** START RECORDS PROVIDED **

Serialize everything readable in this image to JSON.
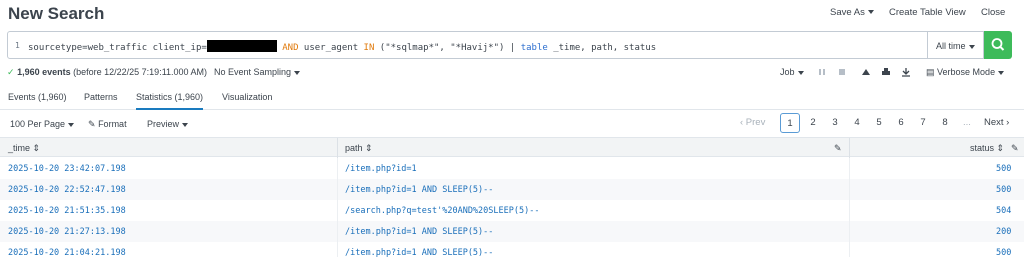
{
  "header": {
    "title": "New Search",
    "save_as": "Save As",
    "create_table_view": "Create Table View",
    "close": "Close"
  },
  "search": {
    "line_number": "1",
    "q_part1": "sourcetype=web_traffic client_ip=",
    "q_and": "AND",
    "q_field": "user_agent",
    "q_in": "IN",
    "q_values": "(\"*sqlmap*\", \"*Havij*\")",
    "q_pipe": "|",
    "q_cmd": "table",
    "q_fields": "_time, path, status",
    "time_range": "All time"
  },
  "status": {
    "event_count": "1,960 events",
    "before": "(before 12/22/25 7:19:11.000 AM)",
    "sampling": "No Event Sampling",
    "job": "Job",
    "mode": "Verbose Mode"
  },
  "tabs": [
    {
      "label": "Events (1,960)"
    },
    {
      "label": "Patterns"
    },
    {
      "label": "Statistics (1,960)"
    },
    {
      "label": "Visualization"
    }
  ],
  "controls": {
    "per_page": "100 Per Page",
    "format": "Format",
    "preview": "Preview",
    "prev": "‹ Prev",
    "next": "Next ›",
    "pages": [
      "1",
      "2",
      "3",
      "4",
      "5",
      "6",
      "7",
      "8",
      "..."
    ]
  },
  "table": {
    "headers": [
      "_time",
      "path",
      "status"
    ],
    "rows": [
      {
        "time": "2025-10-20 23:42:07.198",
        "path": "/item.php?id=1",
        "status": "500"
      },
      {
        "time": "2025-10-20 22:52:47.198",
        "path": "/item.php?id=1 AND SLEEP(5)--",
        "status": "500"
      },
      {
        "time": "2025-10-20 21:51:35.198",
        "path": "/search.php?q=test'%20AND%20SLEEP(5)--",
        "status": "504"
      },
      {
        "time": "2025-10-20 21:27:13.198",
        "path": "/item.php?id=1 AND SLEEP(5)--",
        "status": "200"
      },
      {
        "time": "2025-10-20 21:04:21.198",
        "path": "/item.php?id=1 AND SLEEP(5)--",
        "status": "500"
      }
    ]
  },
  "colors": {
    "accent": "#1a7bbf",
    "go_button": "#3dbb5a",
    "link": "#1a6fba",
    "operator": "#e07a0c"
  }
}
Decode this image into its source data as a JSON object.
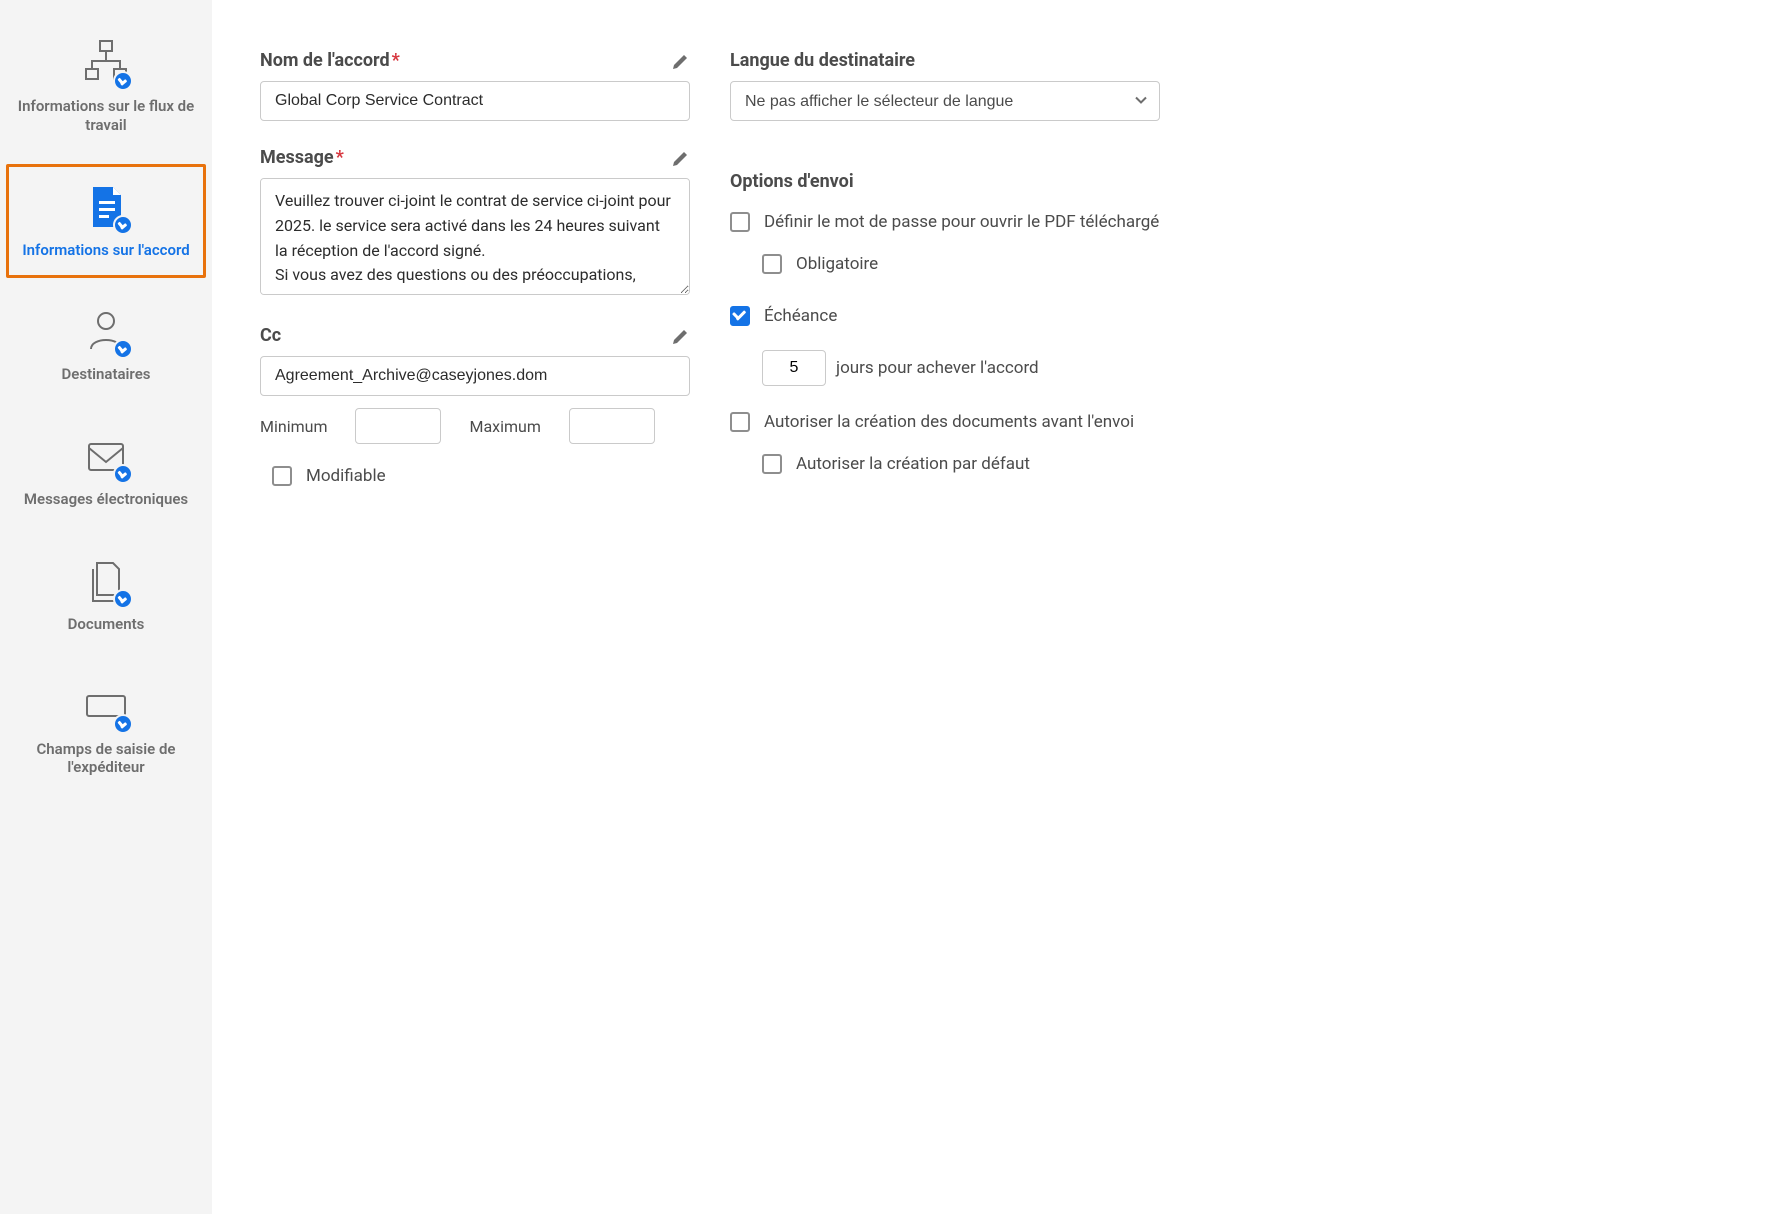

** END RECORDS PROVIDED **

Write the records out again in full, exactly, and skip every picture.

■ **REPLY**:
Serialize everything readable in this image to JSON.
{
  "header": {
    "title": "New Search",
    "save_as": "Save As",
    "create_table_view": "Create Table View",
    "close": "Close"
  },
  "search": {
    "line_number": "1",
    "q_part1": "sourcetype=web_traffic client_ip=",
    "q_and": "AND",
    "q_field": "user_agent",
    "q_in": "IN",
    "q_values": "(\"*sqlmap*\", \"*Havij*\")",
    "q_pipe": "|",
    "q_cmd": "table",
    "q_fields": "_time, path, status",
    "time_range": "All time"
  },
  "status": {
    "event_count": "1,960 events",
    "before": "(before 12/22/25 7:19:11.000 AM)",
    "sampling": "No Event Sampling",
    "job": "Job",
    "mode": "Verbose Mode"
  },
  "tabs": [
    {
      "label": "Events (1,960)"
    },
    {
      "label": "Patterns"
    },
    {
      "label": "Statistics (1,960)"
    },
    {
      "label": "Visualization"
    }
  ],
  "controls": {
    "per_page": "100 Per Page",
    "format": "Format",
    "preview": "Preview",
    "prev": "‹ Prev",
    "next": "Next ›",
    "pages": [
      "1",
      "2",
      "3",
      "4",
      "5",
      "6",
      "7",
      "8",
      "..."
    ]
  },
  "table": {
    "headers": [
      "_time",
      "path",
      "status"
    ],
    "rows": [
      {
        "time": "2025-10-20 23:42:07.198",
        "path": "/item.php?id=1",
        "status": "500"
      },
      {
        "time": "2025-10-20 22:52:47.198",
        "path": "/item.php?id=1 AND SLEEP(5)--",
        "status": "500"
      },
      {
        "time": "2025-10-20 21:51:35.198",
        "path": "/search.php?q=test'%20AND%20SLEEP(5)--",
        "status": "504"
      },
      {
        "time": "2025-10-20 21:27:13.198",
        "path": "/item.php?id=1 AND SLEEP(5)--",
        "status": "200"
      },
      {
        "time": "2025-10-20 21:04:21.198",
        "path": "/item.php?id=1 AND SLEEP(5)--",
        "status": "500"
      }
    ]
  },
  "colors": {
    "accent": "#1a7bbf",
    "go_button": "#3dbb5a",
    "link": "#1a6fba",
    "operator": "#e07a0c"
  }
}
Decode this image into its source data as a JSON object.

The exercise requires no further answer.